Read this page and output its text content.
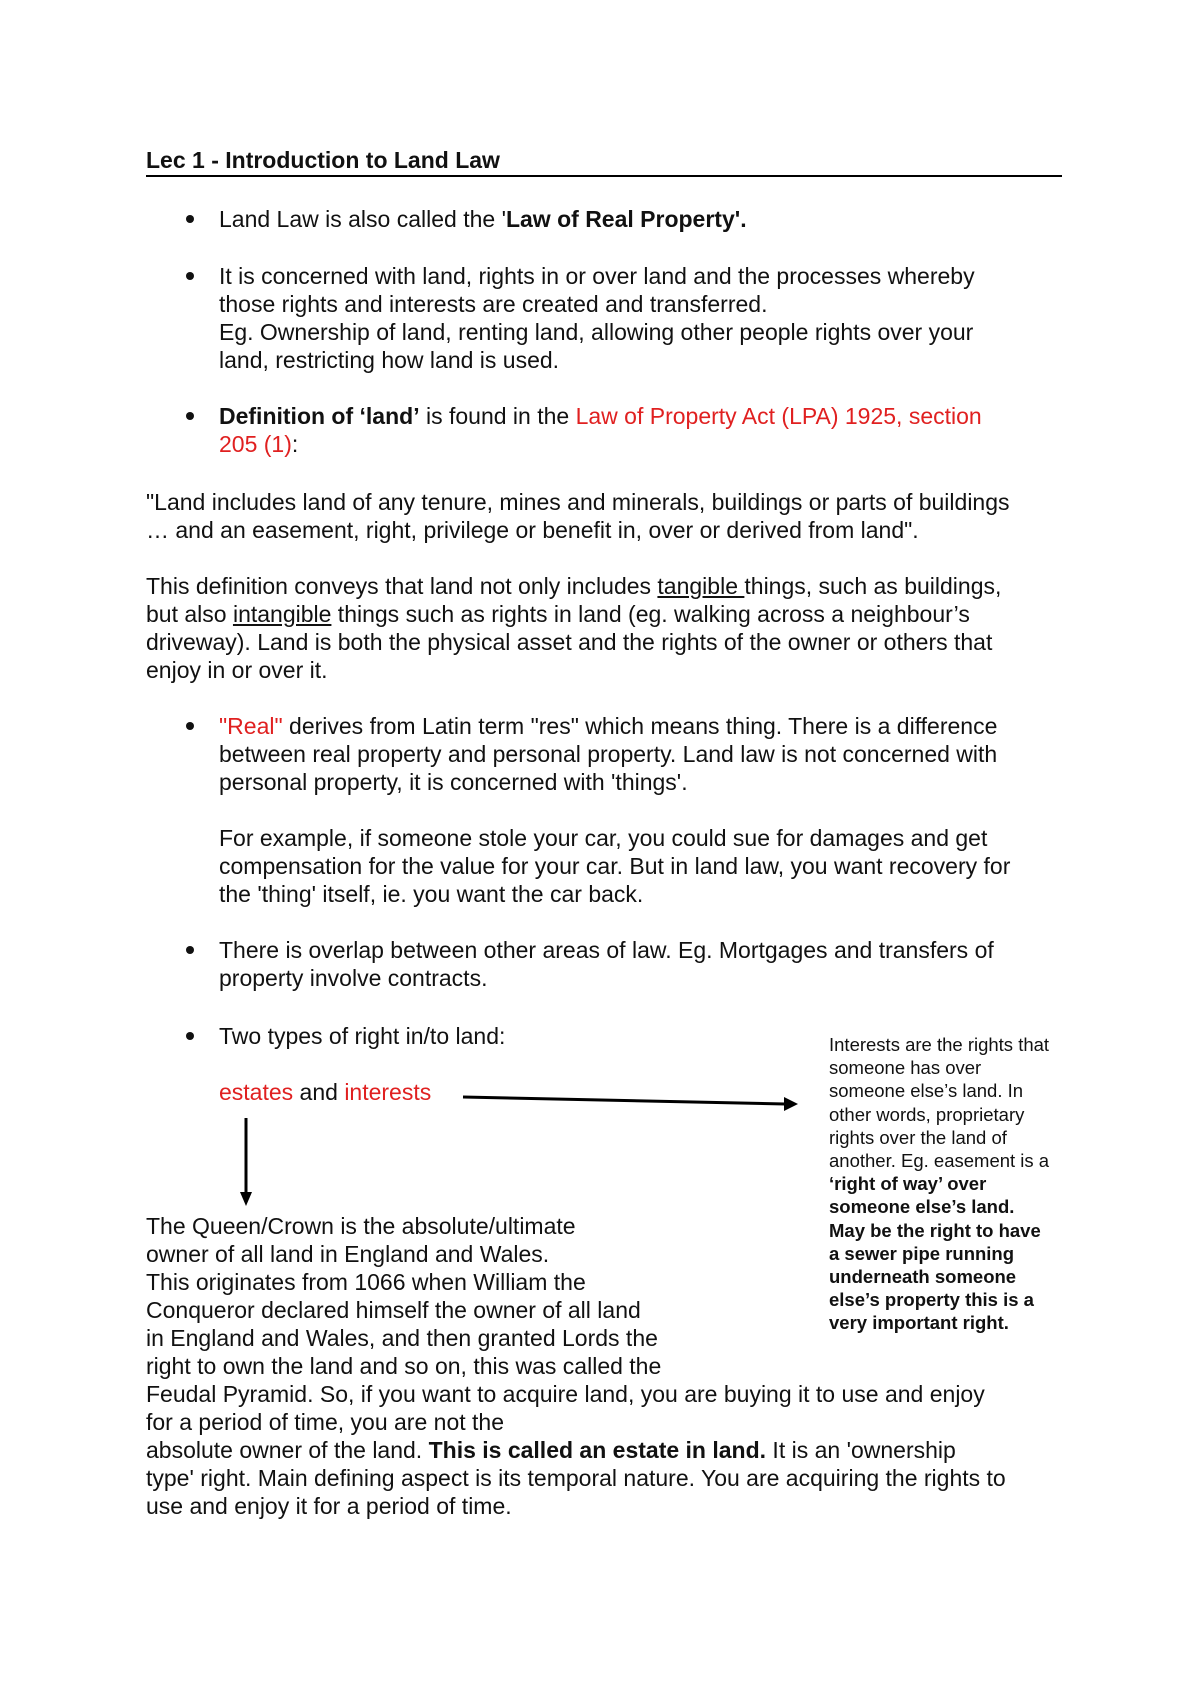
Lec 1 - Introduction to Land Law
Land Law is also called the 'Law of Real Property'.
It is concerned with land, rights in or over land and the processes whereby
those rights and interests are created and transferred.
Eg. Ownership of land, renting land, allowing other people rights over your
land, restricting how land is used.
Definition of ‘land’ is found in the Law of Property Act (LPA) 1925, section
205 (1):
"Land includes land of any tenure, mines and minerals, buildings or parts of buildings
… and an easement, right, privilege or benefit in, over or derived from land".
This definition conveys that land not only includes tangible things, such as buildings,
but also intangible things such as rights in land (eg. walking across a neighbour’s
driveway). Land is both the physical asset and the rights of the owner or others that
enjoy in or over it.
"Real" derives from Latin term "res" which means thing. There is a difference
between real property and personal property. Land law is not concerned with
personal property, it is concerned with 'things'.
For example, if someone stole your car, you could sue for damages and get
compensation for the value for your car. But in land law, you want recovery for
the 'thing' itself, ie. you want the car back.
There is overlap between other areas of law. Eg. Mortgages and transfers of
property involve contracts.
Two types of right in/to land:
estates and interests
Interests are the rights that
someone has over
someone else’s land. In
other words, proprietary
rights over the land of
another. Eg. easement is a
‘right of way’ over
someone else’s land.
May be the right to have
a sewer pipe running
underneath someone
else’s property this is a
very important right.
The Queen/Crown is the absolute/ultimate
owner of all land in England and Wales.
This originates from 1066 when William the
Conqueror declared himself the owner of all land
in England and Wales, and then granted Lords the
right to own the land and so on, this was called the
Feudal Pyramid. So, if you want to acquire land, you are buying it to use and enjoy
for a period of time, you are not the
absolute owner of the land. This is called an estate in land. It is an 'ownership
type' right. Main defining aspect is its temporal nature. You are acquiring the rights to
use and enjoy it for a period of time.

********

Return the full material word for word. Do not include the pictures.

Read this page and output its text content.
Lec 1 - Introduction to Land Law
Land Law is also called the 'Law of Real Property'.
It is concerned with land, rights in or over land and the processes whereby
those rights and interests are created and transferred.
Eg. Ownership of land, renting land, allowing other people rights over your
land, restricting how land is used.
Definition of ‘land’ is found in the Law of Property Act (LPA) 1925, section
205 (1):
"Land includes land of any tenure, mines and minerals, buildings or parts of buildings
… and an easement, right, privilege or benefit in, over or derived from land".
This definition conveys that land not only includes tangible things, such as buildings,
but also intangible things such as rights in land (eg. walking across a neighbour’s
driveway). Land is both the physical asset and the rights of the owner or others that
enjoy in or over it.
"Real" derives from Latin term "res" which means thing. There is a difference
between real property and personal property. Land law is not concerned with
personal property, it is concerned with 'things'.
For example, if someone stole your car, you could sue for damages and get
compensation for the value for your car. But in land law, you want recovery for
the 'thing' itself, ie. you want the car back.
There is overlap between other areas of law. Eg. Mortgages and transfers of
property involve contracts.
Two types of right in/to land:
estates and interests
Interests are the rights that
someone has over
someone else’s land. In
other words, proprietary
rights over the land of
another. Eg. easement is a
‘right of way’ over
someone else’s land.
May be the right to have
a sewer pipe running
underneath someone
else’s property this is a
very important right.
The Queen/Crown is the absolute/ultimate
owner of all land in England and Wales.
This originates from 1066 when William the
Conqueror declared himself the owner of all land
in England and Wales, and then granted Lords the
right to own the land and so on, this was called the
Feudal Pyramid. So, if you want to acquire land, you are buying it to use and enjoy
for a period of time, you are not the
absolute owner of the land. This is called an estate in land. It is an 'ownership
type' right. Main defining aspect is its temporal nature. You are acquiring the rights to
use and enjoy it for a period of time.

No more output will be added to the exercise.